> [Description of the task] Repeat the material verbatim. Images are excluded from the copy.

> [Dataset]
• • •

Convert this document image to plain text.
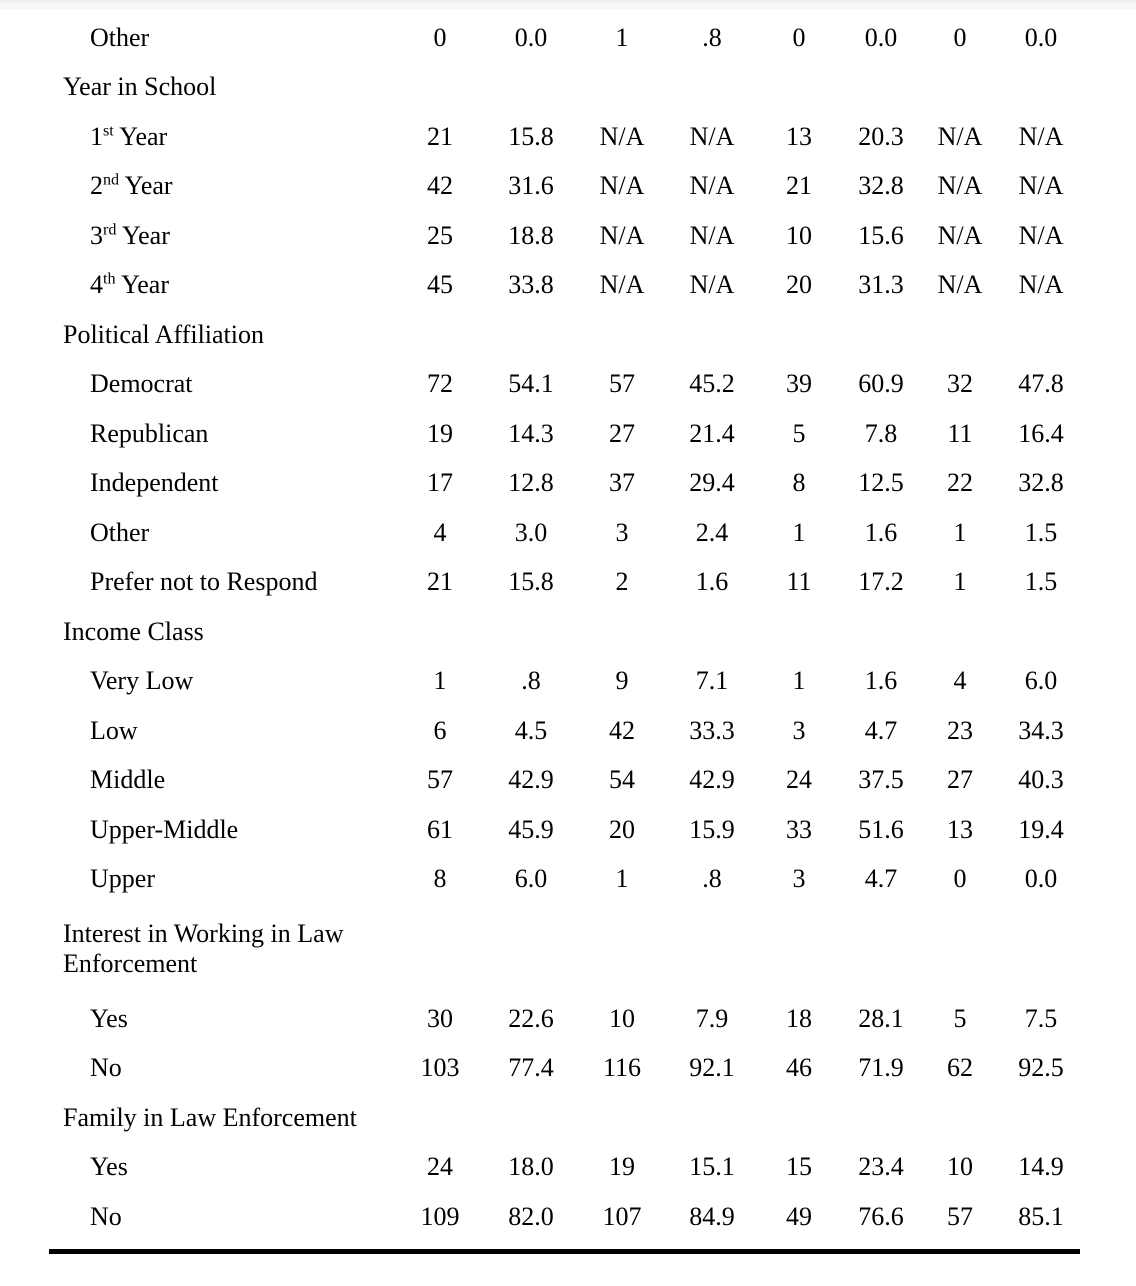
Other	0	0.0	1	.8	0	0.0	0	0.0
Year in School
1st Year	21	15.8	N/A	N/A	13	20.3	N/A	N/A
2nd Year	42	31.6	N/A	N/A	21	32.8	N/A	N/A
3rd Year	25	18.8	N/A	N/A	10	15.6	N/A	N/A
4th Year	45	33.8	N/A	N/A	20	31.3	N/A	N/A
Political Affiliation
Democrat	72	54.1	57	45.2	39	60.9	32	47.8
Republican	19	14.3	27	21.4	5	7.8	11	16.4
Independent	17	12.8	37	29.4	8	12.5	22	32.8
Other	4	3.0	3	2.4	1	1.6	1	1.5
Prefer not to Respond	21	15.8	2	1.6	11	17.2	1	1.5
Income Class
Very Low	1	.8	9	7.1	1	1.6	4	6.0
Low	6	4.5	42	33.3	3	4.7	23	34.3
Middle	57	42.9	54	42.9	24	37.5	27	40.3
Upper-Middle	61	45.9	20	15.9	33	51.6	13	19.4
Upper	8	6.0	1	.8	3	4.7	0	0.0
Interest in Working in Law Enforcement
Yes	30	22.6	10	7.9	18	28.1	5	7.5
No	103	77.4	116	92.1	46	71.9	62	92.5
Family in Law Enforcement
Yes	24	18.0	19	15.1	15	23.4	10	14.9
No	109	82.0	107	84.9	49	76.6	57	85.1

• • •

> [Finished task]
Convert this document image to plain text.
Other	0	0.0	1	.8	0	0.0	0	0.0
Year in School
1st Year	21	15.8	N/A	N/A	13	20.3	N/A	N/A
2nd Year	42	31.6	N/A	N/A	21	32.8	N/A	N/A
3rd Year	25	18.8	N/A	N/A	10	15.6	N/A	N/A
4th Year	45	33.8	N/A	N/A	20	31.3	N/A	N/A
Political Affiliation
Democrat	72	54.1	57	45.2	39	60.9	32	47.8
Republican	19	14.3	27	21.4	5	7.8	11	16.4
Independent	17	12.8	37	29.4	8	12.5	22	32.8
Other	4	3.0	3	2.4	1	1.6	1	1.5
Prefer not to Respond	21	15.8	2	1.6	11	17.2	1	1.5
Income Class
Very Low	1	.8	9	7.1	1	1.6	4	6.0
Low	6	4.5	42	33.3	3	4.7	23	34.3
Middle	57	42.9	54	42.9	24	37.5	27	40.3
Upper-Middle	61	45.9	20	15.9	33	51.6	13	19.4
Upper	8	6.0	1	.8	3	4.7	0	0.0
Interest in Working in Law Enforcement
Yes	30	22.6	10	7.9	18	28.1	5	7.5
No	103	77.4	116	92.1	46	71.9	62	92.5
Family in Law Enforcement
Yes	24	18.0	19	15.1	15	23.4	10	14.9
No	109	82.0	107	84.9	49	76.6	57	85.1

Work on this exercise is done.